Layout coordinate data
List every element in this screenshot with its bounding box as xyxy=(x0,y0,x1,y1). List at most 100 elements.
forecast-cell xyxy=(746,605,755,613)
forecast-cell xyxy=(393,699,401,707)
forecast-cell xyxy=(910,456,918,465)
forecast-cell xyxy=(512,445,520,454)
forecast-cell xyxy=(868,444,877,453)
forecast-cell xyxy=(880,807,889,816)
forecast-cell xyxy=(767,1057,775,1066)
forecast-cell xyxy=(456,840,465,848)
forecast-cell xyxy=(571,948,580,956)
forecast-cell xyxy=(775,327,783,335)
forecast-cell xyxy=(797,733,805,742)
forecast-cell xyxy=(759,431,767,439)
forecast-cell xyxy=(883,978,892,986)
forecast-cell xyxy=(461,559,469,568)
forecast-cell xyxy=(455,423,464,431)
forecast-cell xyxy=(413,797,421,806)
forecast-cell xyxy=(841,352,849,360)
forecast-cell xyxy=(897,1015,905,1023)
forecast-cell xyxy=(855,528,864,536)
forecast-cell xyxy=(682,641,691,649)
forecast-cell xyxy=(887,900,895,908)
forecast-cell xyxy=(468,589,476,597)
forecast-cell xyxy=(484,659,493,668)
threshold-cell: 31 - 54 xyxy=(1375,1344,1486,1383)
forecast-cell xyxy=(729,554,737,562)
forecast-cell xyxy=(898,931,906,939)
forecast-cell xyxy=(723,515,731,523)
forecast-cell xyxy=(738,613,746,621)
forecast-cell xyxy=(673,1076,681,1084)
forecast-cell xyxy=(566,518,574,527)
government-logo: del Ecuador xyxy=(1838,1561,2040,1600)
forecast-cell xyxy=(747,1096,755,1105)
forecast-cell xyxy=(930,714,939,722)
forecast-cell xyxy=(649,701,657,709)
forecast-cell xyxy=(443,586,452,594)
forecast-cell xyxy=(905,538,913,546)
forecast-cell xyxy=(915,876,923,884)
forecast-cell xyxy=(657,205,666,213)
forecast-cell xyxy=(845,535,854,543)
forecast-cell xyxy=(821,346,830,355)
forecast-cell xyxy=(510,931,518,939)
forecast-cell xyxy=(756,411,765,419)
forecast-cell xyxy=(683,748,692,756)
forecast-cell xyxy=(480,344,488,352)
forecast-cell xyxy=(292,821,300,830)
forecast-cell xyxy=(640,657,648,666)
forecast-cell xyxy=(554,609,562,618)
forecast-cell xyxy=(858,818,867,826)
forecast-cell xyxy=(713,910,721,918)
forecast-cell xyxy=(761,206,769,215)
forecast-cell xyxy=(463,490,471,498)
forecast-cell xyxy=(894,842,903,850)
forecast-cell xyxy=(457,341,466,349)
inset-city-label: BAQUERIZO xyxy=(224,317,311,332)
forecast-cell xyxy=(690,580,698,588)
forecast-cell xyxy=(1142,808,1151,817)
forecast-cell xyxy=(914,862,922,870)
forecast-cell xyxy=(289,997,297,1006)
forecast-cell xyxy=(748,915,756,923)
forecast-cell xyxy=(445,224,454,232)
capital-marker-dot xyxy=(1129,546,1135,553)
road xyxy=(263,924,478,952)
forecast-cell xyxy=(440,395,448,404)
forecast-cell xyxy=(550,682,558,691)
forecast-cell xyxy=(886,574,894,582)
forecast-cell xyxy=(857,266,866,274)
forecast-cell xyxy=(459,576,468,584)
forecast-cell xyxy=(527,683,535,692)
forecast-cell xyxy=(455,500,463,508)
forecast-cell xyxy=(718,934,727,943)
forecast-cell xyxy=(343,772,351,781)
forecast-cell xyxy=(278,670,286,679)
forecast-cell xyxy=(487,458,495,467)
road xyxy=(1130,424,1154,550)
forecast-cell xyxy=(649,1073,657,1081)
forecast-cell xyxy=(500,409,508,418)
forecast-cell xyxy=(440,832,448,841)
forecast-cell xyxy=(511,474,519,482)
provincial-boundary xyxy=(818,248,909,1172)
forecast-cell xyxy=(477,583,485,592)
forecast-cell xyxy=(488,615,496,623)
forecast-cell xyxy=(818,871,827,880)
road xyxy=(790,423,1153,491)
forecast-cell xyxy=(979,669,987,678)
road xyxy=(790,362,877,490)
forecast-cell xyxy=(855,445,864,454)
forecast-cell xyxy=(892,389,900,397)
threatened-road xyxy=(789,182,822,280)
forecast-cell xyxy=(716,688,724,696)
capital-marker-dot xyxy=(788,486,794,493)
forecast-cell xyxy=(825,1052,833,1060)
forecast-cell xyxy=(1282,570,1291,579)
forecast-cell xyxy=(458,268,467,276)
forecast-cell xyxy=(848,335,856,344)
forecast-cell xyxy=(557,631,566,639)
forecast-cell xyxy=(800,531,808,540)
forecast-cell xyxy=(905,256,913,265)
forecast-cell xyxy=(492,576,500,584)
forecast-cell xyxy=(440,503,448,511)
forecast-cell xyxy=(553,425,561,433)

*Task instructions*
Please quote the listing above word for word.

*Right answer*
List every element in this screenshot with its bounding box as xyxy=(x0,y0,x1,y1). List at most 100 elements.
forecast-cell xyxy=(746,605,755,613)
forecast-cell xyxy=(393,699,401,707)
forecast-cell xyxy=(910,456,918,465)
forecast-cell xyxy=(512,445,520,454)
forecast-cell xyxy=(868,444,877,453)
forecast-cell xyxy=(880,807,889,816)
forecast-cell xyxy=(767,1057,775,1066)
forecast-cell xyxy=(456,840,465,848)
forecast-cell xyxy=(571,948,580,956)
forecast-cell xyxy=(775,327,783,335)
forecast-cell xyxy=(797,733,805,742)
forecast-cell xyxy=(759,431,767,439)
forecast-cell xyxy=(883,978,892,986)
forecast-cell xyxy=(461,559,469,568)
forecast-cell xyxy=(455,423,464,431)
forecast-cell xyxy=(413,797,421,806)
forecast-cell xyxy=(841,352,849,360)
forecast-cell xyxy=(897,1015,905,1023)
forecast-cell xyxy=(855,528,864,536)
forecast-cell xyxy=(682,641,691,649)
forecast-cell xyxy=(887,900,895,908)
forecast-cell xyxy=(468,589,476,597)
forecast-cell xyxy=(484,659,493,668)
threshold-cell: 31 - 54 xyxy=(1375,1344,1486,1383)
forecast-cell xyxy=(729,554,737,562)
forecast-cell xyxy=(898,931,906,939)
forecast-cell xyxy=(723,515,731,523)
forecast-cell xyxy=(738,613,746,621)
forecast-cell xyxy=(673,1076,681,1084)
forecast-cell xyxy=(566,518,574,527)
government-logo: del Ecuador xyxy=(1838,1561,2040,1600)
forecast-cell xyxy=(747,1096,755,1105)
forecast-cell xyxy=(930,714,939,722)
forecast-cell xyxy=(649,701,657,709)
forecast-cell xyxy=(443,586,452,594)
forecast-cell xyxy=(905,538,913,546)
forecast-cell xyxy=(915,876,923,884)
forecast-cell xyxy=(657,205,666,213)
forecast-cell xyxy=(845,535,854,543)
forecast-cell xyxy=(821,346,830,355)
forecast-cell xyxy=(510,931,518,939)
forecast-cell xyxy=(756,411,765,419)
forecast-cell xyxy=(683,748,692,756)
forecast-cell xyxy=(480,344,488,352)
forecast-cell xyxy=(292,821,300,830)
forecast-cell xyxy=(640,657,648,666)
forecast-cell xyxy=(554,609,562,618)
forecast-cell xyxy=(858,818,867,826)
forecast-cell xyxy=(713,910,721,918)
forecast-cell xyxy=(761,206,769,215)
forecast-cell xyxy=(463,490,471,498)
forecast-cell xyxy=(894,842,903,850)
forecast-cell xyxy=(457,341,466,349)
inset-city-label: BAQUERIZO xyxy=(224,317,311,332)
forecast-cell xyxy=(690,580,698,588)
forecast-cell xyxy=(1142,808,1151,817)
forecast-cell xyxy=(914,862,922,870)
forecast-cell xyxy=(289,997,297,1006)
forecast-cell xyxy=(748,915,756,923)
forecast-cell xyxy=(445,224,454,232)
capital-marker-dot xyxy=(1129,546,1135,553)
road xyxy=(263,924,478,952)
forecast-cell xyxy=(440,395,448,404)
forecast-cell xyxy=(550,682,558,691)
forecast-cell xyxy=(886,574,894,582)
forecast-cell xyxy=(857,266,866,274)
forecast-cell xyxy=(459,576,468,584)
forecast-cell xyxy=(527,683,535,692)
forecast-cell xyxy=(455,500,463,508)
forecast-cell xyxy=(718,934,727,943)
forecast-cell xyxy=(343,772,351,781)
forecast-cell xyxy=(278,670,286,679)
forecast-cell xyxy=(487,458,495,467)
road xyxy=(1130,424,1154,550)
forecast-cell xyxy=(649,1073,657,1081)
forecast-cell xyxy=(500,409,508,418)
forecast-cell xyxy=(440,832,448,841)
forecast-cell xyxy=(511,474,519,482)
provincial-boundary xyxy=(818,248,909,1172)
forecast-cell xyxy=(477,583,485,592)
forecast-cell xyxy=(488,615,496,623)
forecast-cell xyxy=(818,871,827,880)
road xyxy=(790,423,1153,491)
forecast-cell xyxy=(979,669,987,678)
road xyxy=(790,362,877,490)
forecast-cell xyxy=(855,445,864,454)
forecast-cell xyxy=(892,389,900,397)
threatened-road xyxy=(789,182,822,280)
forecast-cell xyxy=(716,688,724,696)
capital-marker-dot xyxy=(788,486,794,493)
forecast-cell xyxy=(825,1052,833,1060)
forecast-cell xyxy=(1282,570,1291,579)
forecast-cell xyxy=(458,268,467,276)
forecast-cell xyxy=(848,335,856,344)
forecast-cell xyxy=(557,631,566,639)
forecast-cell xyxy=(800,531,808,540)
forecast-cell xyxy=(905,256,913,265)
forecast-cell xyxy=(492,576,500,584)
forecast-cell xyxy=(440,503,448,511)
forecast-cell xyxy=(553,425,561,433)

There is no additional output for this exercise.